-- Begin Record set --

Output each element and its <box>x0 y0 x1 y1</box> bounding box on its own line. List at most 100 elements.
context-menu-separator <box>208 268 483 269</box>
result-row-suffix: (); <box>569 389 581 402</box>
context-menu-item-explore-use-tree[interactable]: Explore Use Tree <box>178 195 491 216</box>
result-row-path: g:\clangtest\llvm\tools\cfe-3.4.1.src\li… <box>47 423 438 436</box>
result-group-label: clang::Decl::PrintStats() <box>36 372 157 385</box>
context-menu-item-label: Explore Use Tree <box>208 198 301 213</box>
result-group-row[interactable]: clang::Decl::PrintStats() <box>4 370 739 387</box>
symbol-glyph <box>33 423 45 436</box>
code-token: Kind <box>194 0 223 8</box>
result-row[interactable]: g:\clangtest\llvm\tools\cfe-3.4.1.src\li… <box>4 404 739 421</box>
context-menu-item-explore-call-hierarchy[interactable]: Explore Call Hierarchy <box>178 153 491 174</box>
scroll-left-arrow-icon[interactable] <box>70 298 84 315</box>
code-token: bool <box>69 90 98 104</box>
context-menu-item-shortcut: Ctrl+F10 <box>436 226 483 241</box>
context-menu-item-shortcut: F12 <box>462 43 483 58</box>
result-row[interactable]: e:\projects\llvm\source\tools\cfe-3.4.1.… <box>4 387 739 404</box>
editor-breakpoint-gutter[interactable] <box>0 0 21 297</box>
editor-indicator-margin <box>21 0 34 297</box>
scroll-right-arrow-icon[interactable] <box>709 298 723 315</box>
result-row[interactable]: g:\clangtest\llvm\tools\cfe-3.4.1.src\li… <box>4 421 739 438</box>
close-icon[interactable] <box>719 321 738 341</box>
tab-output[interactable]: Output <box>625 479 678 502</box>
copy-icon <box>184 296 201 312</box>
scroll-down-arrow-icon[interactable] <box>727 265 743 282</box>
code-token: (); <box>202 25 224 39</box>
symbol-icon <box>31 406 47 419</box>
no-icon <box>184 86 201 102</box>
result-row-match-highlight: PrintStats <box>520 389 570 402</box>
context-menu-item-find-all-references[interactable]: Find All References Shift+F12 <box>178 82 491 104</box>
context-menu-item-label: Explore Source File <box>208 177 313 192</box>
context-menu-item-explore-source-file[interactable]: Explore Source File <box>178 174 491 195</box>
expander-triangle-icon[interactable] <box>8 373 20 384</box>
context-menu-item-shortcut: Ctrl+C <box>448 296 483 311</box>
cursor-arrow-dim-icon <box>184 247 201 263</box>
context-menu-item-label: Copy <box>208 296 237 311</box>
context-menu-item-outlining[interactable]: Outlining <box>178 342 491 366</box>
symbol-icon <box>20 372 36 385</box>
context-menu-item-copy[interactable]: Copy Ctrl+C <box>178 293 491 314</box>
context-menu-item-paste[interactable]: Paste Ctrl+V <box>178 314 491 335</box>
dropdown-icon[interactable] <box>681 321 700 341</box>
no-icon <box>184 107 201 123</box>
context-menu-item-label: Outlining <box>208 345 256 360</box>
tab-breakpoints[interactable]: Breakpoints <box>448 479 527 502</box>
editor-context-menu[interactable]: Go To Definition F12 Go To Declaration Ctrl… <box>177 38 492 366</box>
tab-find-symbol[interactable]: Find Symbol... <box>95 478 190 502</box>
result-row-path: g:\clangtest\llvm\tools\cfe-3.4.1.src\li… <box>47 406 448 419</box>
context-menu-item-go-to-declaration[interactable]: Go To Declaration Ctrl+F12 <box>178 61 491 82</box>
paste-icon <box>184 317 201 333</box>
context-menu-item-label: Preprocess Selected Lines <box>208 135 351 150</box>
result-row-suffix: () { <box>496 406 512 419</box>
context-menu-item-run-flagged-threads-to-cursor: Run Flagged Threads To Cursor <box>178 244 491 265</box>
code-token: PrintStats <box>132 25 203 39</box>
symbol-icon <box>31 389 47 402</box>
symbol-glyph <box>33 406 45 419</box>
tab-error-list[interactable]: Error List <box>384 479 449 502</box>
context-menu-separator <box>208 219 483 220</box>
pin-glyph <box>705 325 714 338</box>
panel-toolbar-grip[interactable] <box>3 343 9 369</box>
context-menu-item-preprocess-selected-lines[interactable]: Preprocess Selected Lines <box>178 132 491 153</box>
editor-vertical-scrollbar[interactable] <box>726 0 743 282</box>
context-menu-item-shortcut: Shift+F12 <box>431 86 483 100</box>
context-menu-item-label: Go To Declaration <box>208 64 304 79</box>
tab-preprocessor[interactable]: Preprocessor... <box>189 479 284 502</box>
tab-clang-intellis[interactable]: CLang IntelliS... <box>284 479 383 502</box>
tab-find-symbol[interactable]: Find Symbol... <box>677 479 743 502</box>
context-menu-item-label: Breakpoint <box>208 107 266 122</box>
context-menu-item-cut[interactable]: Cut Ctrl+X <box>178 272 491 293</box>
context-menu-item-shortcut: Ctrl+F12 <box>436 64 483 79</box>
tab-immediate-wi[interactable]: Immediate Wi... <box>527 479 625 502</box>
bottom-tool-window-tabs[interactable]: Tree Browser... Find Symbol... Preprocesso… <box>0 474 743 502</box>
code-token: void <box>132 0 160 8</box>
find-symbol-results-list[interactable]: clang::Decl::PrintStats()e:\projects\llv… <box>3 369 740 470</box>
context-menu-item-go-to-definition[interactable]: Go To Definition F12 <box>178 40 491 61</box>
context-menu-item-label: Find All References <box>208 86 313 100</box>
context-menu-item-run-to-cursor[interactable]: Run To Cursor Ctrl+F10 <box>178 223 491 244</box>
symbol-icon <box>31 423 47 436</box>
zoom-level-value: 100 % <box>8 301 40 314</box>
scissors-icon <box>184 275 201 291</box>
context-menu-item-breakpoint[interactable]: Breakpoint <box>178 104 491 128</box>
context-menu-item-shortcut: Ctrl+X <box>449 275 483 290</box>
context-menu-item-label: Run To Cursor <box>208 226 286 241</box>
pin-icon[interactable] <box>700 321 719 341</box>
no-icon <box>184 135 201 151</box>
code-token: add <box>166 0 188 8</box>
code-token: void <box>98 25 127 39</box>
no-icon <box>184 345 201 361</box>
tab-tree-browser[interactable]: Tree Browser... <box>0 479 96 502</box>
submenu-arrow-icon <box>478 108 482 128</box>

-- End Record set --

» Your instructions
Please convert all of the data above into a numbered list, leaving out any blank lines.

» Output below
1. Output each element and its <box>x0 y0 x1 y1</box> bounding box on its own line. List at most 100 elements.
2. context-menu-separator <box>208 268 483 269</box>
3. result-row-suffix: (); <box>569 389 581 402</box>
4. context-menu-item-explore-use-tree[interactable]: Explore Use Tree <box>178 195 491 216</box>
5. result-row-path: g:\clangtest\llvm\tools\cfe-3.4.1.src\li… <box>47 423 438 436</box>
6. result-group-label: clang::Decl::PrintStats() <box>36 372 157 385</box>
7. context-menu-item-label: Explore Use Tree <box>208 198 301 213</box>
8. result-group-row[interactable]: clang::Decl::PrintStats() <box>4 370 739 387</box>
9. symbol-glyph <box>33 423 45 436</box>
10. code-token: Kind <box>194 0 223 8</box>
11. result-row[interactable]: g:\clangtest\llvm\tools\cfe-3.4.1.src\li… <box>4 404 739 421</box>
12. context-menu-item-explore-call-hierarchy[interactable]: Explore Call Hierarchy <box>178 153 491 174</box>
13. scroll-left-arrow-icon[interactable] <box>70 298 84 315</box>
14. code-token: bool <box>69 90 98 104</box>
15. context-menu-item-shortcut: Ctrl+F10 <box>436 226 483 241</box>
16. context-menu-item-shortcut: F12 <box>462 43 483 58</box>
17. result-row[interactable]: e:\projects\llvm\source\tools\cfe-3.4.1.… <box>4 387 739 404</box>
18. editor-breakpoint-gutter[interactable] <box>0 0 21 297</box>
19. editor-indicator-margin <box>21 0 34 297</box>
20. scroll-right-arrow-icon[interactable] <box>709 298 723 315</box>
21. result-row[interactable]: g:\clangtest\llvm\tools\cfe-3.4.1.src\li… <box>4 421 739 438</box>
22. close-icon[interactable] <box>719 321 738 341</box>
23. tab-output[interactable]: Output <box>625 479 678 502</box>
24. copy-icon <box>184 296 201 312</box>
25. scroll-down-arrow-icon[interactable] <box>727 265 743 282</box>
26. code-token: (); <box>202 25 224 39</box>
27. symbol-icon <box>31 406 47 419</box>
28. no-icon <box>184 86 201 102</box>
29. result-row-match-highlight: PrintStats <box>520 389 570 402</box>
30. context-menu-item-find-all-references[interactable]: Find All References Shift+F12 <box>178 82 491 104</box>
31. context-menu-item-label: Explore Source File <box>208 177 313 192</box>
32. context-menu-item-explore-source-file[interactable]: Explore Source File <box>178 174 491 195</box>
33. expander-triangle-icon[interactable] <box>8 373 20 384</box>
34. context-menu-item-shortcut: Ctrl+C <box>448 296 483 311</box>
35. cursor-arrow-dim-icon <box>184 247 201 263</box>
36. context-menu-item-label: Copy <box>208 296 237 311</box>
37. context-menu-item-outlining[interactable]: Outlining <box>178 342 491 366</box>
38. symbol-icon <box>20 372 36 385</box>
39. context-menu-item-copy[interactable]: Copy Ctrl+C <box>178 293 491 314</box>
40. context-menu-item-paste[interactable]: Paste Ctrl+V <box>178 314 491 335</box>
41. dropdown-icon[interactable] <box>681 321 700 341</box>
42. no-icon <box>184 107 201 123</box>
43. context-menu-item-label: Outlining <box>208 345 256 360</box>
44. tab-breakpoints[interactable]: Breakpoints <box>448 479 527 502</box>
45. editor-context-menu[interactable]: Go To Definition F12 Go To Declaration Ctrl… <box>177 38 492 366</box>
46. tab-find-symbol[interactable]: Find Symbol... <box>95 478 190 502</box>
47. result-row-path: g:\clangtest\llvm\tools\cfe-3.4.1.src\li… <box>47 406 448 419</box>
48. context-menu-item-go-to-declaration[interactable]: Go To Declaration Ctrl+F12 <box>178 61 491 82</box>
49. paste-icon <box>184 317 201 333</box>
50. context-menu-item-label: Preprocess Selected Lines <box>208 135 351 150</box>
51. result-row-suffix: () { <box>496 406 512 419</box>
52. context-menu-item-run-flagged-threads-to-cursor: Run Flagged Threads To Cursor <box>178 244 491 265</box>
53. code-token: PrintStats <box>132 25 203 39</box>
54. symbol-icon <box>31 389 47 402</box>
55. symbol-glyph <box>33 406 45 419</box>
56. tab-error-list[interactable]: Error List <box>384 479 449 502</box>
57. context-menu-separator <box>208 219 483 220</box>
58. pin-glyph <box>705 325 714 338</box>
59. panel-toolbar-grip[interactable] <box>3 343 9 369</box>
60. context-menu-item-preprocess-selected-lines[interactable]: Preprocess Selected Lines <box>178 132 491 153</box>
61. editor-vertical-scrollbar[interactable] <box>726 0 743 282</box>
62. context-menu-item-shortcut: Shift+F12 <box>431 86 483 100</box>
63. context-menu-item-label: Go To Declaration <box>208 64 304 79</box>
64. tab-preprocessor[interactable]: Preprocessor... <box>189 479 284 502</box>
65. tab-clang-intellis[interactable]: CLang IntelliS... <box>284 479 383 502</box>
66. tab-find-symbol[interactable]: Find Symbol... <box>677 479 743 502</box>
67. context-menu-item-label: Breakpoint <box>208 107 266 122</box>
68. context-menu-item-cut[interactable]: Cut Ctrl+X <box>178 272 491 293</box>
69. context-menu-item-shortcut: Ctrl+F12 <box>436 64 483 79</box>
70. tab-immediate-wi[interactable]: Immediate Wi... <box>527 479 625 502</box>
71. bottom-tool-window-tabs[interactable]: Tree Browser... Find Symbol... Preprocesso… <box>0 474 743 502</box>
72. code-token: void <box>132 0 160 8</box>
73. find-symbol-results-list[interactable]: clang::Decl::PrintStats()e:\projects\llv… <box>3 369 740 470</box>
74. context-menu-item-go-to-definition[interactable]: Go To Definition F12 <box>178 40 491 61</box>
75. context-menu-item-label: Find All References <box>208 86 313 100</box>
76. context-menu-item-run-to-cursor[interactable]: Run To Cursor Ctrl+F10 <box>178 223 491 244</box>
77. symbol-icon <box>31 423 47 436</box>
78. zoom-level-value: 100 % <box>8 301 40 314</box>
79. scissors-icon <box>184 275 201 291</box>
80. context-menu-item-breakpoint[interactable]: Breakpoint <box>178 104 491 128</box>
81. context-menu-item-shortcut: Ctrl+X <box>449 275 483 290</box>
82. context-menu-item-label: Run To Cursor <box>208 226 286 241</box>
83. pin-icon[interactable] <box>700 321 719 341</box>
84. no-icon <box>184 135 201 151</box>
85. code-token: add <box>166 0 188 8</box>
86. code-token: void <box>98 25 127 39</box>
87. no-icon <box>184 345 201 361</box>
88. tab-tree-browser[interactable]: Tree Browser... <box>0 479 96 502</box>
89. submenu-arrow-icon <box>478 108 482 128</box>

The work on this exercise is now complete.